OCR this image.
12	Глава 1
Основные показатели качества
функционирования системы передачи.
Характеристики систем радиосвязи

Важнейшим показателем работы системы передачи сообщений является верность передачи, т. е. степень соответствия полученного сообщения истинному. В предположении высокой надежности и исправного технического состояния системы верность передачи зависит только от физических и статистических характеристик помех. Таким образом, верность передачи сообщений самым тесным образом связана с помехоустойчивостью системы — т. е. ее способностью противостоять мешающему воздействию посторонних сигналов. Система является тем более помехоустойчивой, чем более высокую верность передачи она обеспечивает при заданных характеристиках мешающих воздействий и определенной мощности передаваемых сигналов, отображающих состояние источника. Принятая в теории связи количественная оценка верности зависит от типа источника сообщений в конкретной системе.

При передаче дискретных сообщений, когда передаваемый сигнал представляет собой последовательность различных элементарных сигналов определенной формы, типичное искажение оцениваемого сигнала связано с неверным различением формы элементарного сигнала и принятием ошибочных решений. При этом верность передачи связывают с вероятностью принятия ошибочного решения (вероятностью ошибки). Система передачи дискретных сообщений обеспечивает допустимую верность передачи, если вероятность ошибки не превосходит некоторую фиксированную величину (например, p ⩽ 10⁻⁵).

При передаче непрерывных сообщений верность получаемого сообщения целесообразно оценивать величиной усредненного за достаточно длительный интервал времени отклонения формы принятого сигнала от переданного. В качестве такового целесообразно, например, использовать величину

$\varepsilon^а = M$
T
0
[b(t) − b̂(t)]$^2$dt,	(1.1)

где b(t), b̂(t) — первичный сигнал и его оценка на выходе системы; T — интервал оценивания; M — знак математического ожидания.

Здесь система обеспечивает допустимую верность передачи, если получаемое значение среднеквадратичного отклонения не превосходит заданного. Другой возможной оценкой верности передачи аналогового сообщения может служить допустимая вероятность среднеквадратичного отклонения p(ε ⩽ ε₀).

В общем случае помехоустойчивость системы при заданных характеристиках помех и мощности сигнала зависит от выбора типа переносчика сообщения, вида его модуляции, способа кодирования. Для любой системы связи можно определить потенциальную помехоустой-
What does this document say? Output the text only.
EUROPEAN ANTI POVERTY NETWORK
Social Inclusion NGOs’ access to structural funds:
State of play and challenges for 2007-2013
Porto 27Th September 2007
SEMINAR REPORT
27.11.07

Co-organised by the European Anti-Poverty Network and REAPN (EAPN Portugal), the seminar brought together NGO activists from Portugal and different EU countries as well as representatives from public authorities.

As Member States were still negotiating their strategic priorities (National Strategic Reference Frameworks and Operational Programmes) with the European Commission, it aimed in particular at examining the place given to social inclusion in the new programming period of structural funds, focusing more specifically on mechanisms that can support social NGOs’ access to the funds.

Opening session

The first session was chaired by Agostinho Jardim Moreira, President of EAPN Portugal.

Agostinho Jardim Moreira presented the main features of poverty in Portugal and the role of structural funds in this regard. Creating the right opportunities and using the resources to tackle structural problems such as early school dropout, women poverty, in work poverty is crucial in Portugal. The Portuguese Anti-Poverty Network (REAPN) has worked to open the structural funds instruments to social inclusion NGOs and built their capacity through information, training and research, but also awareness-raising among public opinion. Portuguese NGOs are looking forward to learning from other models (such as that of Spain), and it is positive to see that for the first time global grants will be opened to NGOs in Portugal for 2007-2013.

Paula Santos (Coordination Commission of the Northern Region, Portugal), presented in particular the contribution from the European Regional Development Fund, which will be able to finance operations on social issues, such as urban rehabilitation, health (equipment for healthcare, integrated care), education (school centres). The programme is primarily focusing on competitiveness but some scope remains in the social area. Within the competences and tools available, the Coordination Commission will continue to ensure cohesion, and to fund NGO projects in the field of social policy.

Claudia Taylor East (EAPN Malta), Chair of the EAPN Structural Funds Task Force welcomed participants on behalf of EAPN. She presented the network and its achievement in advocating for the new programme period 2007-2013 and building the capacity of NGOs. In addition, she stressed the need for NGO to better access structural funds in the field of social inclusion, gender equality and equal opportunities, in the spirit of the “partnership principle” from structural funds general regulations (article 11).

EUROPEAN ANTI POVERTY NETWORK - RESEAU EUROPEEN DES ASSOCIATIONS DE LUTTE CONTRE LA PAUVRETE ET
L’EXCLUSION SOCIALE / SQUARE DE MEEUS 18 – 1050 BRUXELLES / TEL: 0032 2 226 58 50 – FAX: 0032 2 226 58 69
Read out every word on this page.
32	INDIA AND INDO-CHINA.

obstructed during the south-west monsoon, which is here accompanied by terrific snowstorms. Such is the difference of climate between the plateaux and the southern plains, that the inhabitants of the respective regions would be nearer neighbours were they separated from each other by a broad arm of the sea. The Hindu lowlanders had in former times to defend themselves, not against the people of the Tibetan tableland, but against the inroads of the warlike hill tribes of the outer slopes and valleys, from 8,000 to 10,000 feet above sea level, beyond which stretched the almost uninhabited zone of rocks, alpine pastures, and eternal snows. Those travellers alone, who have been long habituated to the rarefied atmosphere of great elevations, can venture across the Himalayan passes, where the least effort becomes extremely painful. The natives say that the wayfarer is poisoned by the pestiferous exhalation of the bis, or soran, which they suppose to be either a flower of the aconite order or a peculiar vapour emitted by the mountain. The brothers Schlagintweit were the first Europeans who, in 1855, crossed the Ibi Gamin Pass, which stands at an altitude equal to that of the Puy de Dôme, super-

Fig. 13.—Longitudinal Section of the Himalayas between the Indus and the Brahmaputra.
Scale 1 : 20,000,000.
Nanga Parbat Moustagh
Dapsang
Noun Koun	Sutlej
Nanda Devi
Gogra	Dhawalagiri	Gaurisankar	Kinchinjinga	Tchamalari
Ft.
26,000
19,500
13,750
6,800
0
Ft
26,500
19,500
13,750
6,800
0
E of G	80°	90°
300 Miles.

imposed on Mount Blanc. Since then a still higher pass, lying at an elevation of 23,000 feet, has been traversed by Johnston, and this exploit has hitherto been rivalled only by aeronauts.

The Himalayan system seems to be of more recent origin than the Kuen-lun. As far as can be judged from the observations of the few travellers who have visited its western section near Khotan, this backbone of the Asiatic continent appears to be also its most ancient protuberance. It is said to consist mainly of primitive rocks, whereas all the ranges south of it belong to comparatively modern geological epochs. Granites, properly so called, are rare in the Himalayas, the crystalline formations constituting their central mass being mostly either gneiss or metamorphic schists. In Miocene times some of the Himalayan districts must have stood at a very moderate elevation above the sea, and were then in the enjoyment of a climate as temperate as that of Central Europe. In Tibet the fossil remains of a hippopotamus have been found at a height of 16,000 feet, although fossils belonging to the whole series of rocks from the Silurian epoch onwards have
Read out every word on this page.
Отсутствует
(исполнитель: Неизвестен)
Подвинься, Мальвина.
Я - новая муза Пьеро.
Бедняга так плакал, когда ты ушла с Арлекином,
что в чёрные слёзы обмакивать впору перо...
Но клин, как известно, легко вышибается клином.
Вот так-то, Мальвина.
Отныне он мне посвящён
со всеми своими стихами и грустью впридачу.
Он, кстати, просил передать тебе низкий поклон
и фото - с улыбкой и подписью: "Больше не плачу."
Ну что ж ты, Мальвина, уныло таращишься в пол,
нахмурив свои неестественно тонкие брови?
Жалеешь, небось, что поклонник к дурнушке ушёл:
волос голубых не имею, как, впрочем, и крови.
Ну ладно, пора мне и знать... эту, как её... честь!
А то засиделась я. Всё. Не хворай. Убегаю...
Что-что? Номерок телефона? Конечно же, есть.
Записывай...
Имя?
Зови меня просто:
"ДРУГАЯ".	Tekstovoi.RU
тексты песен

--------------------

- **Prompt**: Each entry above is to be quoted exactly.

- **Answer to the problem**:
OCR this image.
12	Глава 1
Основные показатели качества
функционирования системы передачи.
Характеристики систем радиосвязи

Важнейшим показателем работы системы передачи сообщений является верность передачи, т. е. степень соответствия полученного сообщения истинному. В предположении высокой надежности и исправного технического состояния системы верность передачи зависит только от физических и статистических характеристик помех. Таким образом, верность передачи сообщений самым тесным образом связана с помехоустойчивостью системы — т. е. ее способностью противостоять мешающему воздействию посторонних сигналов. Система является тем более помехоустойчивой, чем более высокую верность передачи она обеспечивает при заданных характеристиках мешающих воздействий и определенной мощности передаваемых сигналов, отображающих состояние источника. Принятая в теории связи количественная оценка верности зависит от типа источника сообщений в конкретной системе.

При передаче дискретных сообщений, когда передаваемый сигнал представляет собой последовательность различных элементарных сигналов определенной формы, типичное искажение оцениваемого сигнала связано с неверным различением формы элементарного сигнала и принятием ошибочных решений. При этом верность передачи связывают с вероятностью принятия ошибочного решения (вероятностью ошибки). Система передачи дискретных сообщений обеспечивает допустимую верность передачи, если вероятность ошибки не превосходит некоторую фиксированную величину (например, p ⩽ 10⁻⁵).

При передаче непрерывных сообщений верность получаемого сообщения целесообразно оценивать величиной усредненного за достаточно длительный интервал времени отклонения формы принятого сигнала от переданного. В качестве такового целесообразно, например, использовать величину

$\varepsilon^а = M$
T
0
[b(t) − b̂(t)]$^2$dt,	(1.1)

где b(t), b̂(t) — первичный сигнал и его оценка на выходе системы; T — интервал оценивания; M — знак математического ожидания.

Здесь система обеспечивает допустимую верность передачи, если получаемое значение среднеквадратичного отклонения не превосходит заданного. Другой возможной оценкой верности передачи аналогового сообщения может служить допустимая вероятность среднеквадратичного отклонения p(ε ⩽ ε₀).

В общем случае помехоустойчивость системы при заданных характеристиках помех и мощности сигнала зависит от выбора типа переносчика сообщения, вида его модуляции, способа кодирования. Для любой системы связи можно определить потенциальную помехоустой-
What does this document say? Output the text only.
EUROPEAN ANTI POVERTY NETWORK
Social Inclusion NGOs’ access to structural funds:
State of play and challenges for 2007-2013
Porto 27Th September 2007
SEMINAR REPORT
27.11.07

Co-organised by the European Anti-Poverty Network and REAPN (EAPN Portugal), the seminar brought together NGO activists from Portugal and different EU countries as well as representatives from public authorities.

As Member States were still negotiating their strategic priorities (National Strategic Reference Frameworks and Operational Programmes) with the European Commission, it aimed in particular at examining the place given to social inclusion in the new programming period of structural funds, focusing more specifically on mechanisms that can support social NGOs’ access to the funds.

Opening session

The first session was chaired by Agostinho Jardim Moreira, President of EAPN Portugal.

Agostinho Jardim Moreira presented the main features of poverty in Portugal and the role of structural funds in this regard. Creating the right opportunities and using the resources to tackle structural problems such as early school dropout, women poverty, in work poverty is crucial in Portugal. The Portuguese Anti-Poverty Network (REAPN) has worked to open the structural funds instruments to social inclusion NGOs and built their capacity through information, training and research, but also awareness-raising among public opinion. Portuguese NGOs are looking forward to learning from other models (such as that of Spain), and it is positive to see that for the first time global grants will be opened to NGOs in Portugal for 2007-2013.

Paula Santos (Coordination Commission of the Northern Region, Portugal), presented in particular the contribution from the European Regional Development Fund, which will be able to finance operations on social issues, such as urban rehabilitation, health (equipment for healthcare, integrated care), education (school centres). The programme is primarily focusing on competitiveness but some scope remains in the social area. Within the competences and tools available, the Coordination Commission will continue to ensure cohesion, and to fund NGO projects in the field of social policy.

Claudia Taylor East (EAPN Malta), Chair of the EAPN Structural Funds Task Force welcomed participants on behalf of EAPN. She presented the network and its achievement in advocating for the new programme period 2007-2013 and building the capacity of NGOs. In addition, she stressed the need for NGO to better access structural funds in the field of social inclusion, gender equality and equal opportunities, in the spirit of the “partnership principle” from structural funds general regulations (article 11).

EUROPEAN ANTI POVERTY NETWORK - RESEAU EUROPEEN DES ASSOCIATIONS DE LUTTE CONTRE LA PAUVRETE ET
L’EXCLUSION SOCIALE / SQUARE DE MEEUS 18 – 1050 BRUXELLES / TEL: 0032 2 226 58 50 – FAX: 0032 2 226 58 69
Read out every word on this page.
32	INDIA AND INDO-CHINA.

obstructed during the south-west monsoon, which is here accompanied by terrific snowstorms. Such is the difference of climate between the plateaux and the southern plains, that the inhabitants of the respective regions would be nearer neighbours were they separated from each other by a broad arm of the sea. The Hindu lowlanders had in former times to defend themselves, not against the people of the Tibetan tableland, but against the inroads of the warlike hill tribes of the outer slopes and valleys, from 8,000 to 10,000 feet above sea level, beyond which stretched the almost uninhabited zone of rocks, alpine pastures, and eternal snows. Those travellers alone, who have been long habituated to the rarefied atmosphere of great elevations, can venture across the Himalayan passes, where the least effort becomes extremely painful. The natives say that the wayfarer is poisoned by the pestiferous exhalation of the bis, or soran, which they suppose to be either a flower of the aconite order or a peculiar vapour emitted by the mountain. The brothers Schlagintweit were the first Europeans who, in 1855, crossed the Ibi Gamin Pass, which stands at an altitude equal to that of the Puy de Dôme, super-

Fig. 13.—Longitudinal Section of the Himalayas between the Indus and the Brahmaputra.
Scale 1 : 20,000,000.
Nanga Parbat Moustagh
Dapsang
Noun Koun	Sutlej
Nanda Devi
Gogra	Dhawalagiri	Gaurisankar	Kinchinjinga	Tchamalari
Ft.
26,000
19,500
13,750
6,800
0
Ft
26,500
19,500
13,750
6,800
0
E of G	80°	90°
300 Miles.

imposed on Mount Blanc. Since then a still higher pass, lying at an elevation of 23,000 feet, has been traversed by Johnston, and this exploit has hitherto been rivalled only by aeronauts.

The Himalayan system seems to be of more recent origin than the Kuen-lun. As far as can be judged from the observations of the few travellers who have visited its western section near Khotan, this backbone of the Asiatic continent appears to be also its most ancient protuberance. It is said to consist mainly of primitive rocks, whereas all the ranges south of it belong to comparatively modern geological epochs. Granites, properly so called, are rare in the Himalayas, the crystalline formations constituting their central mass being mostly either gneiss or metamorphic schists. In Miocene times some of the Himalayan districts must have stood at a very moderate elevation above the sea, and were then in the enjoyment of a climate as temperate as that of Central Europe. In Tibet the fossil remains of a hippopotamus have been found at a height of 16,000 feet, although fossils belonging to the whole series of rocks from the Silurian epoch onwards have
Read out every word on this page.
Отсутствует
(исполнитель: Неизвестен)
Подвинься, Мальвина.
Я - новая муза Пьеро.
Бедняга так плакал, когда ты ушла с Арлекином,
что в чёрные слёзы обмакивать впору перо...
Но клин, как известно, легко вышибается клином.
Вот так-то, Мальвина.
Отныне он мне посвящён
со всеми своими стихами и грустью впридачу.
Он, кстати, просил передать тебе низкий поклон
и фото - с улыбкой и подписью: "Больше не плачу."
Ну что ж ты, Мальвина, уныло таращишься в пол,
нахмурив свои неестественно тонкие брови?
Жалеешь, небось, что поклонник к дурнушке ушёл:
волос голубых не имею, как, впрочем, и крови.
Ну ладно, пора мне и знать... эту, как её... честь!
А то засиделась я. Всё. Не хворай. Убегаю...
Что-что? Номерок телефона? Конечно же, есть.
Записывай...
Имя?
Зови меня просто:
"ДРУГАЯ".	Tekstovoi.RU
тексты песен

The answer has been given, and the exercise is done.